** Required task **
Filter the entries, keeping every line with the word "原题再现".

-- -- --

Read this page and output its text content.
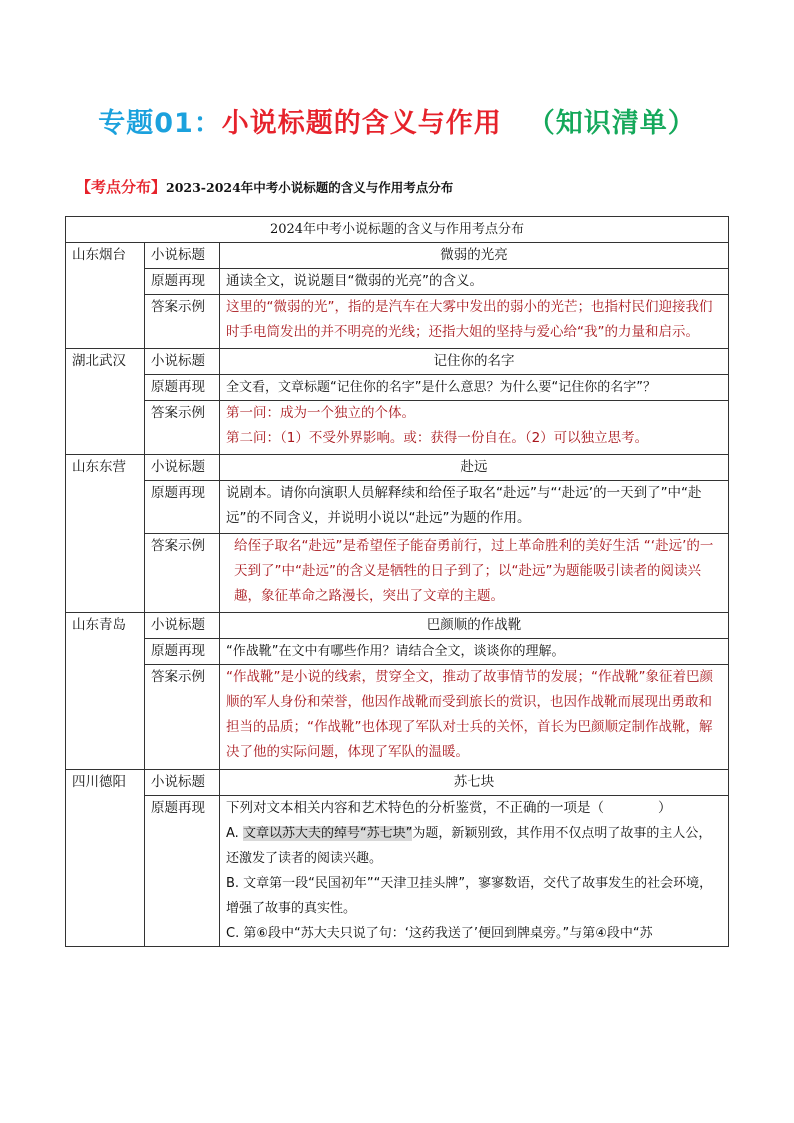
专题01：小说标题的含义与作用 （知识清单）
【考点分布】2023-2024年中考小说标题的含义与作用考点分布
2024年中考小说标题的含义与作用考点分布		
山东烟台	小说标题	微弱的光亮
	原题再现	通读全文，说说题目“微弱的光亮”的含义。
	答案示例	这里的“微弱的光”，指的是汽车在大雾中发出的弱小的光芒；也指村民们迎接我们时手电筒发出的并不明亮的光线；还指大姐的坚持与爱心给“我”的力量和启示。
湖北武汉	小说标题	记住你的名字
	原题再现	全文看，文章标题“记住你的名字”是什么意思？为什么要“记住你的名字”？
	答案示例	第一问：成为一个独立的个体。
第二问：（1）不受外界影响。或：获得一份自在。（2）可以独立思考。

山东东营	小说标题	赴远
	原题再现	说剧本。请你向演职人员解释续和给侄子取名“赴远”与“‘赴远’的一天到了”中“赴远”的不同含义，并说明小说以“赴远”为题的作用。
	答案示例	给侄子取名“赴远”是希望侄子能奋勇前行，过上革命胜利的美好生活 “‘赴远’的一天到了”中“赴远”的含义是牺牲的日子到了；以“赴远”为题能吸引读者的阅读兴趣，象征革命之路漫长，突出了文章的主题。
山东青岛	小说标题	巴颜顺的作战靴
	原题再现	“作战靴”在文中有哪些作用？请结合全文，谈谈你的理解。
	答案示例	“作战靴”是小说的线索，贯穿全文，推动了故事情节的发展；“作战靴”象征着巴颜顺的军人身份和荣誉，他因作战靴而受到旅长的赏识，也因作战靴而展现出勇敢和担当的品质；“作战靴”也体现了军队对士兵的关怀，首长为巴颜顺定制作战靴，解决了他的实际问题，体现了军队的温暖。
四川德阳	小说标题	苏七块
	原题再现	下列对文本相关内容和艺术特色的分析鉴赏，不正确的一项是（　　　　）
A. 文章以苏大夫的绰号“苏七块”为题，新颖别致，其作用不仅点明了故事的主人公，还激发了读者的阅读兴趣。
B. 文章第一段“民国初年”“天津卫挂头牌”，寥寥数语，交代了故事发生的社会环境，增强了故事的真实性。
C. 第⑥段中“苏大夫只说了句：‘这药我送了’便回到牌桌旁。”与第④段中“苏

-- -- --

** Right answer **
	原题再现	通读全文，说说题目“微弱的光亮”的含义。
	原题再现	全文看，文章标题“记住你的名字”是什么意思？为什么要“记住你的名字”？
	原题再现	说剧本。请你向演职人员解释续和给侄子取名“赴远”与“‘赴远’的一天到了”中“赴远”的不同含义，并说明小说以“赴远”为题的作用。
	原题再现	“作战靴”在文中有哪些作用？请结合全文，谈谈你的理解。
	原题再现	下列对文本相关内容和艺术特色的分析鉴赏，不正确的一项是（　　　　）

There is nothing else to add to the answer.